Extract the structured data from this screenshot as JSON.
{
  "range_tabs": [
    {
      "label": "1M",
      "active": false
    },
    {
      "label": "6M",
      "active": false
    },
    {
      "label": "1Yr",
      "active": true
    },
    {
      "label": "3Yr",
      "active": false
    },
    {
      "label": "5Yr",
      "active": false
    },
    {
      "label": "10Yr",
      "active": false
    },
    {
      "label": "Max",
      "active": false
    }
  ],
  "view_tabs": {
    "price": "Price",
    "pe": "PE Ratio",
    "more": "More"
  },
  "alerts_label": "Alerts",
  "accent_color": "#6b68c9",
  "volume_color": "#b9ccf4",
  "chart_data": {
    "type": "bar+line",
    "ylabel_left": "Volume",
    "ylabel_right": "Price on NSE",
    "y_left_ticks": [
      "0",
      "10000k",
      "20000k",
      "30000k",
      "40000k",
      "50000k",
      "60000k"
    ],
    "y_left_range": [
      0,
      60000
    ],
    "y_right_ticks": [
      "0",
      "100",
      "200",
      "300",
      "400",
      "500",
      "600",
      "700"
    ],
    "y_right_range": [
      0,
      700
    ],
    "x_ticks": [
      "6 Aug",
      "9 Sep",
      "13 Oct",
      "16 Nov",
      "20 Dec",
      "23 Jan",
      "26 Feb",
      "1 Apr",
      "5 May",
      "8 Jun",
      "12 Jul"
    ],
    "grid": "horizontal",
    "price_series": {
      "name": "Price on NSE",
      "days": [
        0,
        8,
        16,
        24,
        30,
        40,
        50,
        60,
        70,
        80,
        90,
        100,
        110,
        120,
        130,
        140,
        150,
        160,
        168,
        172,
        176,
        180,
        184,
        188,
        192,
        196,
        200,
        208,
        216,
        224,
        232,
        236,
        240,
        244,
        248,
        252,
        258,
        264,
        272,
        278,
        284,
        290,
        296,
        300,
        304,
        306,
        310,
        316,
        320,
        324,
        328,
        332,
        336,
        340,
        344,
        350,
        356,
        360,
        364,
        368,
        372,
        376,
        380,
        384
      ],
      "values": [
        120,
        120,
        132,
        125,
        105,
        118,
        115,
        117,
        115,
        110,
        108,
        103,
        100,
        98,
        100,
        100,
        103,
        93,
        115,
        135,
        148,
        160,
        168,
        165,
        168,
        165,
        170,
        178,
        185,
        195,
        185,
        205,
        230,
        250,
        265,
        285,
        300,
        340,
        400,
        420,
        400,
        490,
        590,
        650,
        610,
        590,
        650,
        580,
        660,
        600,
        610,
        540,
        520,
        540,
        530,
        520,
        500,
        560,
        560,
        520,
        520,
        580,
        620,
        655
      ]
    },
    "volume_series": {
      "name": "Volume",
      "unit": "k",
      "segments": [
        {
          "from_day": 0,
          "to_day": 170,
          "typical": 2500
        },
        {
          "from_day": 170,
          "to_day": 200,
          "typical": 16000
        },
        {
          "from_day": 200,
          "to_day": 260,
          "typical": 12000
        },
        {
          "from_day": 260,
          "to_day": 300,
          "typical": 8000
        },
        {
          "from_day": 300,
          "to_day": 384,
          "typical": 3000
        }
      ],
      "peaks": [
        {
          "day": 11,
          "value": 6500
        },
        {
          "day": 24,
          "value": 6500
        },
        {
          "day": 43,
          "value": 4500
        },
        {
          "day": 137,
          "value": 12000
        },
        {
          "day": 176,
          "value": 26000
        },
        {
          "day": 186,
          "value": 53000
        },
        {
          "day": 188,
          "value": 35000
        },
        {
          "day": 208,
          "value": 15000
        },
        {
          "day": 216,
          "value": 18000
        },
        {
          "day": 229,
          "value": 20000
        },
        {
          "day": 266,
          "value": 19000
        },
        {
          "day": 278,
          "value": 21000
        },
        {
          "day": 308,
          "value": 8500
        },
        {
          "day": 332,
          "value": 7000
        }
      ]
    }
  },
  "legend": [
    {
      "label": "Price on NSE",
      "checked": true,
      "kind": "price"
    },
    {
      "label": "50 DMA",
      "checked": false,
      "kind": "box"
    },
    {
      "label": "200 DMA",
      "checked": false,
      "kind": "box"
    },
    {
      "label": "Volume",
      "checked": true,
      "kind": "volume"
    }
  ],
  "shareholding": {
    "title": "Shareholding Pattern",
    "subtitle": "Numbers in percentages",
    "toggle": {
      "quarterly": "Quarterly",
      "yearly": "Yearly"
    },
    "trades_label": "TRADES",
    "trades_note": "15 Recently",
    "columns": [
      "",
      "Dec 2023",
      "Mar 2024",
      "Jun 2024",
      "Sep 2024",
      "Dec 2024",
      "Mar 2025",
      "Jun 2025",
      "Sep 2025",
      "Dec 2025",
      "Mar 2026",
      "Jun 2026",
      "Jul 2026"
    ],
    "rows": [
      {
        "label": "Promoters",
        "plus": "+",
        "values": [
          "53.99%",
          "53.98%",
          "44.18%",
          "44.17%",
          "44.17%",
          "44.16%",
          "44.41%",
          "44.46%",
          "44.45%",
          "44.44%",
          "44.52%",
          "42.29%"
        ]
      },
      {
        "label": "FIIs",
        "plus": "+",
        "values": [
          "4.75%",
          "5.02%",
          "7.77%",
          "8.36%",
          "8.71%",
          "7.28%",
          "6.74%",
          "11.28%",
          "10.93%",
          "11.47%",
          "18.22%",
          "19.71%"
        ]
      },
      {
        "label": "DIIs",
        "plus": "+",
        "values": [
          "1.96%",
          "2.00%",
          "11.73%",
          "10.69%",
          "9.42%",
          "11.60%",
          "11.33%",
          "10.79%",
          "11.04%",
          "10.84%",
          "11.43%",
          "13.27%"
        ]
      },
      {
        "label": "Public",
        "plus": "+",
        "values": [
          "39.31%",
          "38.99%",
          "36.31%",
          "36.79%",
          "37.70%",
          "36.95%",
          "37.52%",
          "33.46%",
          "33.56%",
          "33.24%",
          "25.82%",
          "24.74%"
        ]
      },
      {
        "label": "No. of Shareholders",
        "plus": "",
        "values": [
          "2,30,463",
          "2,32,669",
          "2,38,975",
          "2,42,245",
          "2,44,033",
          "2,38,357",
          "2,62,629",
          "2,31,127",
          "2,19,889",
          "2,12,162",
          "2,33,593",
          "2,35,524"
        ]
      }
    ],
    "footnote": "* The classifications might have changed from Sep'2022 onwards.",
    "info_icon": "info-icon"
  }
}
────────────────
### THE EXERCISE
Write out the full set of records exactly as given.

### OUTPUT OF THE EXERCISE
Extract the structured data from this screenshot as JSON.
{
  "range_tabs": [
    {
      "label": "1M",
      "active": false
    },
    {
      "label": "6M",
      "active": false
    },
    {
      "label": "1Yr",
      "active": true
    },
    {
      "label": "3Yr",
      "active": false
    },
    {
      "label": "5Yr",
      "active": false
    },
    {
      "label": "10Yr",
      "active": false
    },
    {
      "label": "Max",
      "active": false
    }
  ],
  "view_tabs": {
    "price": "Price",
    "pe": "PE Ratio",
    "more": "More"
  },
  "alerts_label": "Alerts",
  "accent_color": "#6b68c9",
  "volume_color": "#b9ccf4",
  "chart_data": {
    "type": "bar+line",
    "ylabel_left": "Volume",
    "ylabel_right": "Price on NSE",
    "y_left_ticks": [
      "0",
      "10000k",
      "20000k",
      "30000k",
      "40000k",
      "50000k",
      "60000k"
    ],
    "y_left_range": [
      0,
      60000
    ],
    "y_right_ticks": [
      "0",
      "100",
      "200",
      "300",
      "400",
      "500",
      "600",
      "700"
    ],
    "y_right_range": [
      0,
      700
    ],
    "x_ticks": [
      "6 Aug",
      "9 Sep",
      "13 Oct",
      "16 Nov",
      "20 Dec",
      "23 Jan",
      "26 Feb",
      "1 Apr",
      "5 May",
      "8 Jun",
      "12 Jul"
    ],
    "grid": "horizontal",
    "price_series": {
      "name": "Price on NSE",
      "days": [
        0,
        8,
        16,
        24,
        30,
        40,
        50,
        60,
        70,
        80,
        90,
        100,
        110,
        120,
        130,
        140,
        150,
        160,
        168,
        172,
        176,
        180,
        184,
        188,
        192,
        196,
        200,
        208,
        216,
        224,
        232,
        236,
        240,
        244,
        248,
        252,
        258,
        264,
        272,
        278,
        284,
        290,
        296,
        300,
        304,
        306,
        310,
        316,
        320,
        324,
        328,
        332,
        336,
        340,
        344,
        350,
        356,
        360,
        364,
        368,
        372,
        376,
        380,
        384
      ],
      "values": [
        120,
        120,
        132,
        125,
        105,
        118,
        115,
        117,
        115,
        110,
        108,
        103,
        100,
        98,
        100,
        100,
        103,
        93,
        115,
        135,
        148,
        160,
        168,
        165,
        168,
        165,
        170,
        178,
        185,
        195,
        185,
        205,
        230,
        250,
        265,
        285,
        300,
        340,
        400,
        420,
        400,
        490,
        590,
        650,
        610,
        590,
        650,
        580,
        660,
        600,
        610,
        540,
        520,
        540,
        530,
        520,
        500,
        560,
        560,
        520,
        520,
        580,
        620,
        655
      ]
    },
    "volume_series": {
      "name": "Volume",
      "unit": "k",
      "segments": [
        {
          "from_day": 0,
          "to_day": 170,
          "typical": 2500
        },
        {
          "from_day": 170,
          "to_day": 200,
          "typical": 16000
        },
        {
          "from_day": 200,
          "to_day": 260,
          "typical": 12000
        },
        {
          "from_day": 260,
          "to_day": 300,
          "typical": 8000
        },
        {
          "from_day": 300,
          "to_day": 384,
          "typical": 3000
        }
      ],
      "peaks": [
        {
          "day": 11,
          "value": 6500
        },
        {
          "day": 24,
          "value": 6500
        },
        {
          "day": 43,
          "value": 4500
        },
        {
          "day": 137,
          "value": 12000
        },
        {
          "day": 176,
          "value": 26000
        },
        {
          "day": 186,
          "value": 53000
        },
        {
          "day": 188,
          "value": 35000
        },
        {
          "day": 208,
          "value": 15000
        },
        {
          "day": 216,
          "value": 18000
        },
        {
          "day": 229,
          "value": 20000
        },
        {
          "day": 266,
          "value": 19000
        },
        {
          "day": 278,
          "value": 21000
        },
        {
          "day": 308,
          "value": 8500
        },
        {
          "day": 332,
          "value": 7000
        }
      ]
    }
  },
  "legend": [
    {
      "label": "Price on NSE",
      "checked": true,
      "kind": "price"
    },
    {
      "label": "50 DMA",
      "checked": false,
      "kind": "box"
    },
    {
      "label": "200 DMA",
      "checked": false,
      "kind": "box"
    },
    {
      "label": "Volume",
      "checked": true,
      "kind": "volume"
    }
  ],
  "shareholding": {
    "title": "Shareholding Pattern",
    "subtitle": "Numbers in percentages",
    "toggle": {
      "quarterly": "Quarterly",
      "yearly": "Yearly"
    },
    "trades_label": "TRADES",
    "trades_note": "15 Recently",
    "columns": [
      "",
      "Dec 2023",
      "Mar 2024",
      "Jun 2024",
      "Sep 2024",
      "Dec 2024",
      "Mar 2025",
      "Jun 2025",
      "Sep 2025",
      "Dec 2025",
      "Mar 2026",
      "Jun 2026",
      "Jul 2026"
    ],
    "rows": [
      {
        "label": "Promoters",
        "plus": "+",
        "values": [
          "53.99%",
          "53.98%",
          "44.18%",
          "44.17%",
          "44.17%",
          "44.16%",
          "44.41%",
          "44.46%",
          "44.45%",
          "44.44%",
          "44.52%",
          "42.29%"
        ]
      },
      {
        "label": "FIIs",
        "plus": "+",
        "values": [
          "4.75%",
          "5.02%",
          "7.77%",
          "8.36%",
          "8.71%",
          "7.28%",
          "6.74%",
          "11.28%",
          "10.93%",
          "11.47%",
          "18.22%",
          "19.71%"
        ]
      },
      {
        "label": "DIIs",
        "plus": "+",
        "values": [
          "1.96%",
          "2.00%",
          "11.73%",
          "10.69%",
          "9.42%",
          "11.60%",
          "11.33%",
          "10.79%",
          "11.04%",
          "10.84%",
          "11.43%",
          "13.27%"
        ]
      },
      {
        "label": "Public",
        "plus": "+",
        "values": [
          "39.31%",
          "38.99%",
          "36.31%",
          "36.79%",
          "37.70%",
          "36.95%",
          "37.52%",
          "33.46%",
          "33.56%",
          "33.24%",
          "25.82%",
          "24.74%"
        ]
      },
      {
        "label": "No. of Shareholders",
        "plus": "",
        "values": [
          "2,30,463",
          "2,32,669",
          "2,38,975",
          "2,42,245",
          "2,44,033",
          "2,38,357",
          "2,62,629",
          "2,31,127",
          "2,19,889",
          "2,12,162",
          "2,33,593",
          "2,35,524"
        ]
      }
    ],
    "footnote": "* The classifications might have changed from Sep'2022 onwards.",
    "info_icon": "info-icon"
  }
}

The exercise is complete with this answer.